To do: Edit the Fibonacci proof question from "Prove by induction" up to and including "it's conjugate, respectively." by swapping "Fibonacci number" for "Fibonacci term", and write out that stretch again.

Page text:

Prove by induction that the $i$-th Fibonacci number satisfies the equality $$ F_{i} = \frac{\phi^{i} - \hat{\phi^{i}}}{\sqrt{5}}$$ where $\phi$ and $\hat{\phi}$ are the golden ratio and it's conjugate, respectively.

Now I know there are plenty of answers online regarding this proof, and I have already come to understand a few ways to approach it, but I am simply curious about the approach I originally took to solving the problem and whether it is valid or not.

I am fairly convinced it is invalid, but I want to double check and wonder if there is some mechanism in the proof I can change to validate it.

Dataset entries
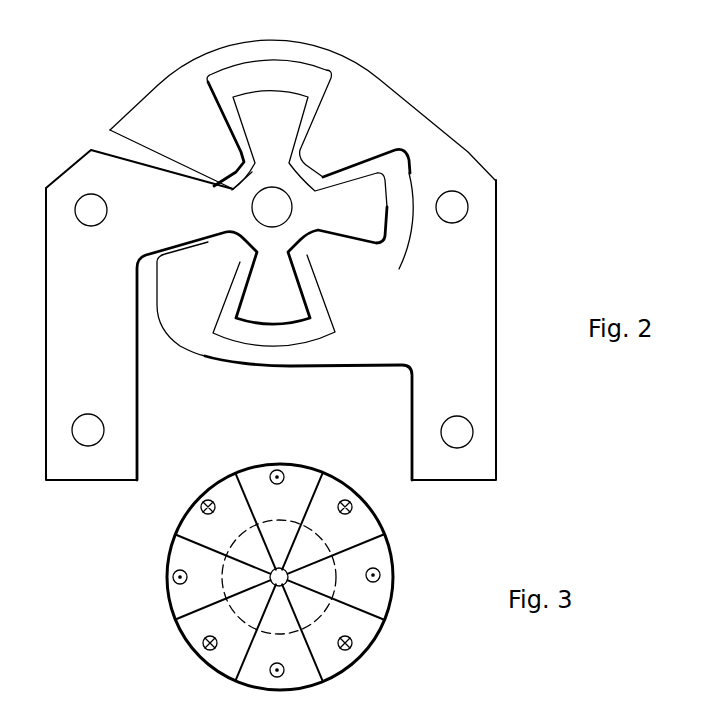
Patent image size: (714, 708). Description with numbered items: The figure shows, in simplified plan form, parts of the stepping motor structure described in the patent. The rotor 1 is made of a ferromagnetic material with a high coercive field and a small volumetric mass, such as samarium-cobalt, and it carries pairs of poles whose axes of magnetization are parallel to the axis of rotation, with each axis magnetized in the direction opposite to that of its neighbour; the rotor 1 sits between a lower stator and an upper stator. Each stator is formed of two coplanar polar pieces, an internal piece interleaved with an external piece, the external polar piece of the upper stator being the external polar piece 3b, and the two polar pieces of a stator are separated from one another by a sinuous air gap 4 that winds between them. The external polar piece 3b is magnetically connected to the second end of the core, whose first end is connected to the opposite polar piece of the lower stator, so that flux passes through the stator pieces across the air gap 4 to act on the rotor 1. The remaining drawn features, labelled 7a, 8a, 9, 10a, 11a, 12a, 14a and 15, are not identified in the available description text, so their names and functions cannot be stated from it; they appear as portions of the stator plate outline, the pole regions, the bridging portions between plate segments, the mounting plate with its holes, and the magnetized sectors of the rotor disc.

In FIG. 3, the rotor 1 is at (393, 599).
In FIG. 2, the external polar piece of the upper stator 3b is at (440, 157).
In FIG. 3, the sinuous air gap 4 is at (346, 651).
In FIG. 2, the stator pole segment 7a is at (160, 105).
In FIG. 2, the pole piece 8a is at (278, 102).
In FIG. 3, the magnet poles 9 is at (378, 567).
In FIG. 2, the arc bridge portion 10a is at (363, 90).
In FIG. 2, the saturable bridge 11a is at (250, 187).
In FIG. 2, the mounting plate 12a is at (457, 272).
In FIG. 2, the saturable bridge 14a is at (185, 255).
In FIG. 2, the saturable bridge 15 is at (392, 258).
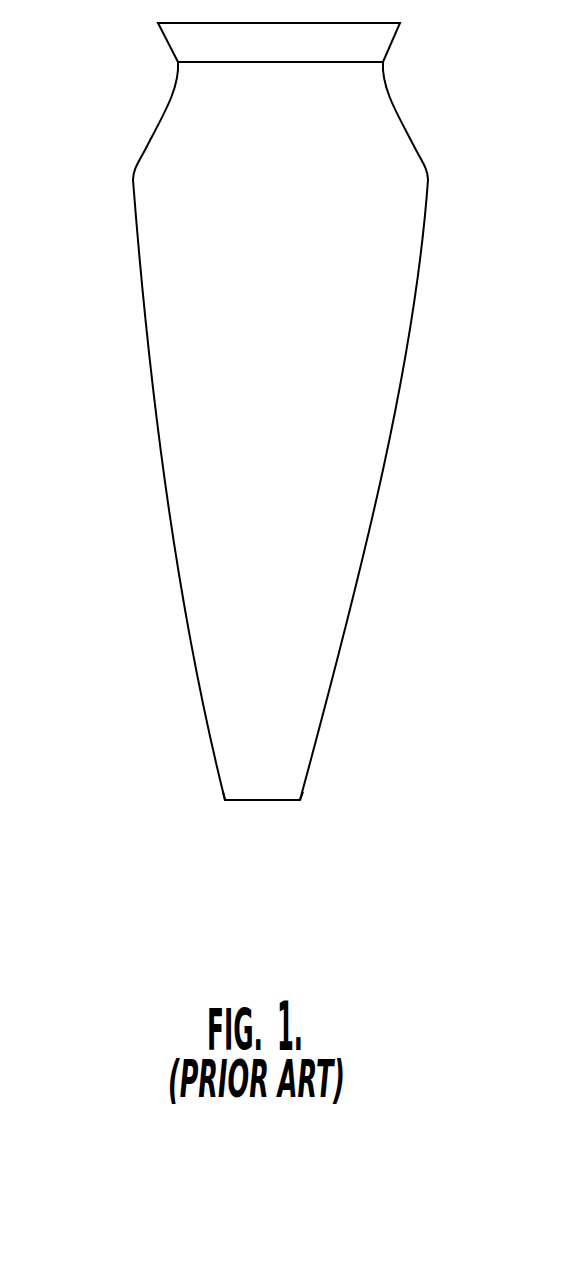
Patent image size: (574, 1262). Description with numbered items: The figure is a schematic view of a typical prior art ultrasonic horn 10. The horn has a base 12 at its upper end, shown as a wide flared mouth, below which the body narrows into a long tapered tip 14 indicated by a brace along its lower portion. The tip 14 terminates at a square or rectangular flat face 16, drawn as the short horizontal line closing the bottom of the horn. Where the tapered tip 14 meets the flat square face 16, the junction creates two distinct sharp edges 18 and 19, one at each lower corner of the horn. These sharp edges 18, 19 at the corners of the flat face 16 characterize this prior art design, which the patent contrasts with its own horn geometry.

The ultrasonic horn 10 is at (512, 80).
The base 12 is at (182, 38).
The tip 14 is at (167, 597).
The flat face 16 is at (263, 800).
The sharp edge 18 is at (222, 800).
The sharp edge 19 is at (307, 784).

Task result:
Prove by induction that the $i$-th Fibonacci term satisfies the equality $$ F_{i} = \frac{\phi^{i} - \hat{\phi^{i}}}{\sqrt{5}}$$ where $\phi$ and $\hat{\phi}$ are the golden ratio and it's conjugate, respectively.